If you’re one of these people, you’ve likely been called restless, flighty, or unable to settle.
You may have spent years trying to want the steady life everyone told you to want.
The framework would say the same thing it says to the Certainty-driven person: stop trying to be someone else.
Honour what you actually need.
Then choose vehicles that don’t burn your life down to get it.
The third is a season of stagnation.
Sometimes the need for Variety surges not because of childhood or temperament, but because life has genuinely gone flat.
The same job for too long.
The same routines with no horizon.
A relationship that stopped growing years ago and quietly calcified.
When a person has been still for too long, the need for movement can arrive with sudden, frightening force.
This is often what’s underneath the so-called midlife crisis.
Not a character flaw.
A need that was ignored for so long it finally started shouting.
If your need for Variety has surged lately, it’s worth asking honestly: what in my life has stopped moving, and does it need to move, or do I need to find movement inside it?
What Variety looks like when it’s met well
A Variety-driven person whose need is well met is magnetic.
They’re not flaky.
They’re not unreliable.
They’re not incapable of commitment.
They’re alive, and their aliveness is contagious.
They bring play into a relationship.
They suggest the trip, the new restaurant, the spontaneous detour.
They keep things from going stale.
They’re often funny, curious, and genuinely interested in the world.
A well-met Variety partner does something precious in a long relationship.
They keep the relationship itself feeling like a place where things still happen.
And here’s the part that matters most.
A Variety-driven person who has learned to bring their need into the relationship, rather than seeking it outside, becomes one of the great gifts a long partnership can have.
They’re the reason the couple is still laughing at year twenty.
They’re the reason the marriage didn’t quietly die of sameness.
They turn the ordinary into something worth showing up for.
The skill they’ve learned is this: directing the hunger for newness at the relationship and the shared life, instead of away from it.

Listings of boxed layout items:
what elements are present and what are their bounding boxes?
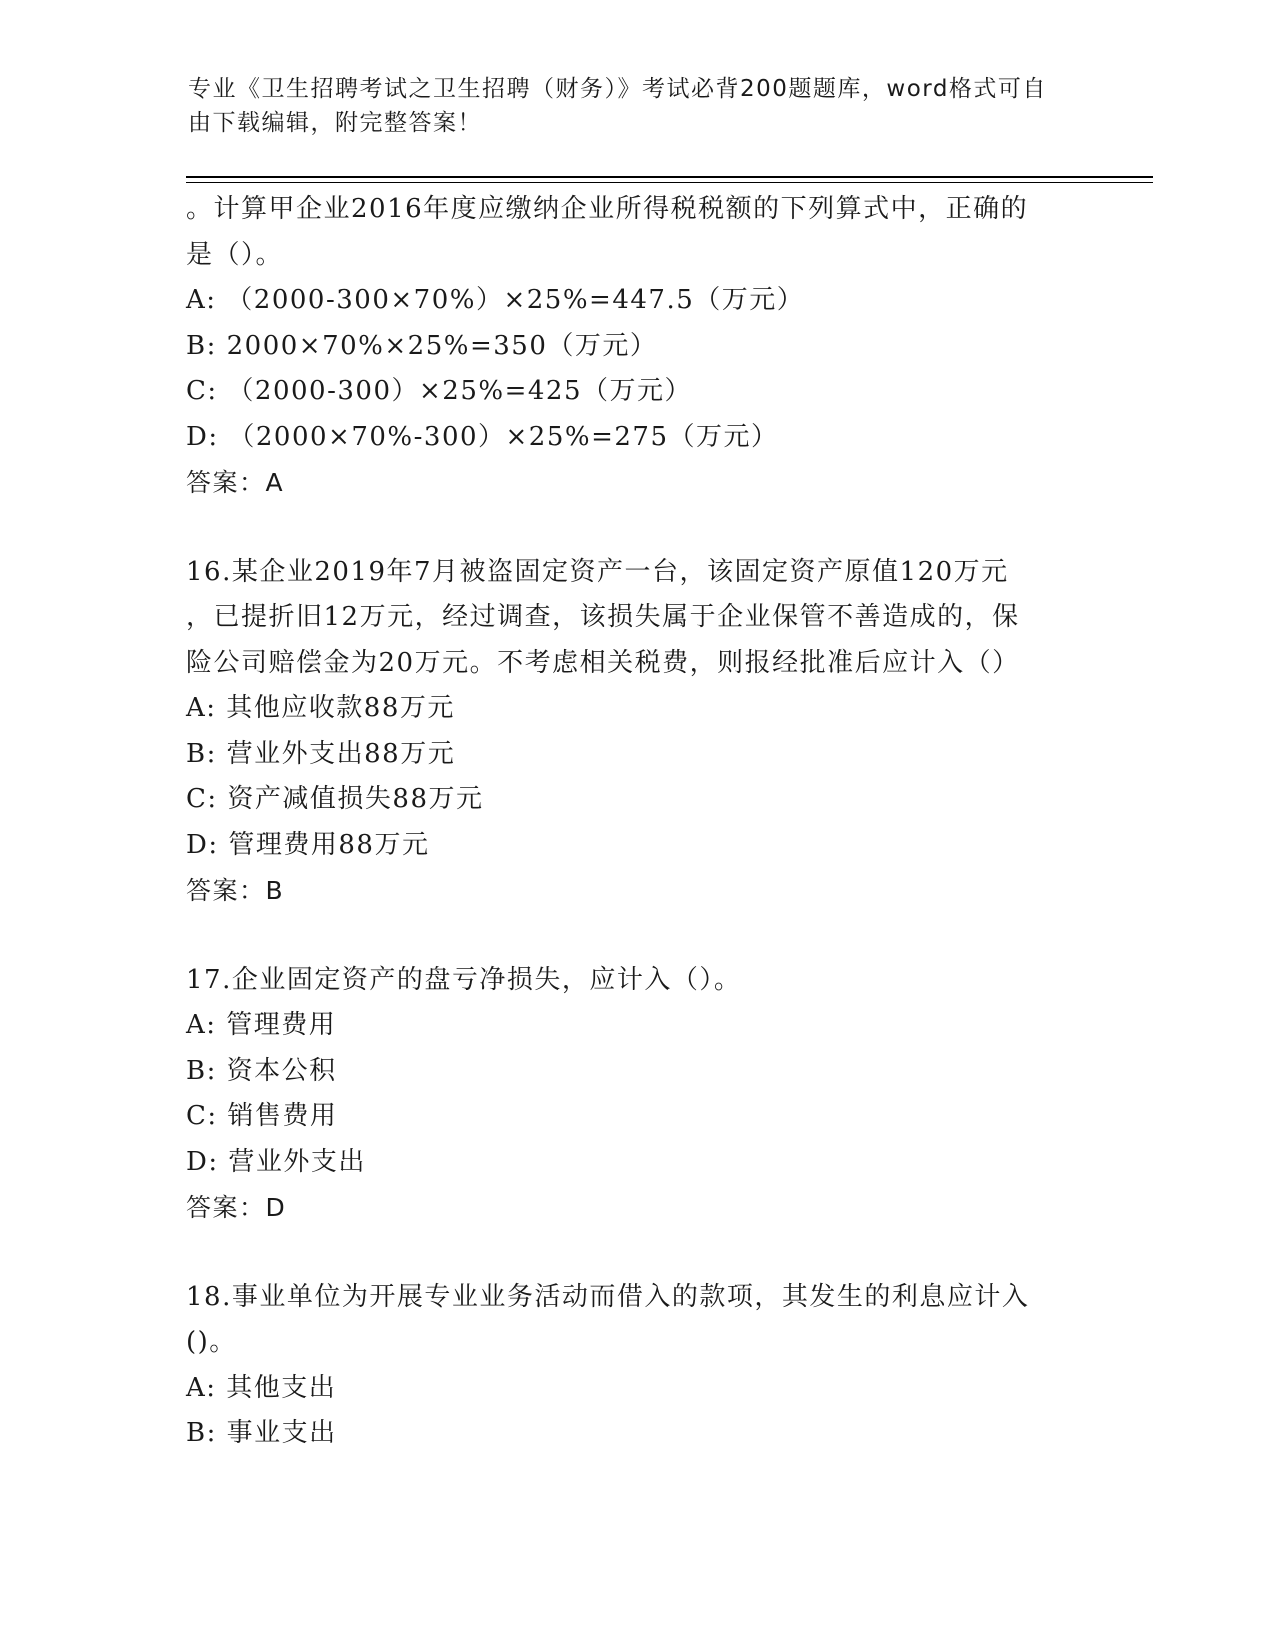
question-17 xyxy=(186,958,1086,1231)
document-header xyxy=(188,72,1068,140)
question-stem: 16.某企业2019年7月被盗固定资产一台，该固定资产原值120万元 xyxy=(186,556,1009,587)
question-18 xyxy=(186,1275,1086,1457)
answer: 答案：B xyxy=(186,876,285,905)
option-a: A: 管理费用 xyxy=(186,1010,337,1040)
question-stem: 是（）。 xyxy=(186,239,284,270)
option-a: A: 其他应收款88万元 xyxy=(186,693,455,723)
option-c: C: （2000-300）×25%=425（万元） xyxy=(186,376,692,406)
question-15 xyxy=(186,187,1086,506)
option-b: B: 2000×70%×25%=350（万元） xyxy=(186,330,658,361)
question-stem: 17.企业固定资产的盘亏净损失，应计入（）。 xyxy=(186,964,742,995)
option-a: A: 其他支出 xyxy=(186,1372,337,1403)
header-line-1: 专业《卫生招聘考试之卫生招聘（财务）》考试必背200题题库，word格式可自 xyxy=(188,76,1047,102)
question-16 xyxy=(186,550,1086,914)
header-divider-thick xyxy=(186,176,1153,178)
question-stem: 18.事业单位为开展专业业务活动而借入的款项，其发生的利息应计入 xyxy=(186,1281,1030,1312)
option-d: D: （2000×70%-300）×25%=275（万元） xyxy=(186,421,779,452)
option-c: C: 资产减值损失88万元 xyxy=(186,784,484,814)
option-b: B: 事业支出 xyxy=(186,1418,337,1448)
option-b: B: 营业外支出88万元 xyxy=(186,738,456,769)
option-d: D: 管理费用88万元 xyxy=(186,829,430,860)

WRITTEN TASK: Pick up the passage on the need for Variety in relationships where it ends and keep writing it.

RESULT FOR THIS TASK:
That’s Variety at its best.
It’s not instability.
It’s aliveness, aimed in the right direction.
What Variety looks like when it’s met destructively
This is where it gets painful, and where the people who love a Variety-driven person often get hurt.
The most common destructive vehicle for Variety is escape.
If the relationship, the job, or the life has gone flat, and the person hasn’t learned how to create aliveness inside it, they’ll look for it outside it.
Affairs.
Constant job changes.
Geographic moves that solve nothing.
Spending.
Substances.
The next thing, and the next, and the next.
Each one delivers a hit of the aliveness they’re missing.
None of them lasts.
And the wreckage piles up behind them while they chase the next horizon.
The tragedy of destructively-met Variety is that the person is usually running toward aliveness, not away from love. But to the people left behind, it looks exactly like betrayal.
A second destructive vehicle is manufactured chaos.
Some Variety-driven people, when life gets too still, unconsciously create drama to feel something.
They pick fights.
They stir conflict.
They turn small issues into big ones.
They keep the emotional temperature high because high feels alive and calm feels like death.
Their partner often has no idea why things can never just be peaceful.
The answer is that peace, to this person, has started to feel like boredom, and boredom feels like dying.
A third destructive vehicle is chronic non-commitment.
Keeping every option open.
Never fully landing.
One foot out the door of every job, every city, every relationship, just in case something better comes along.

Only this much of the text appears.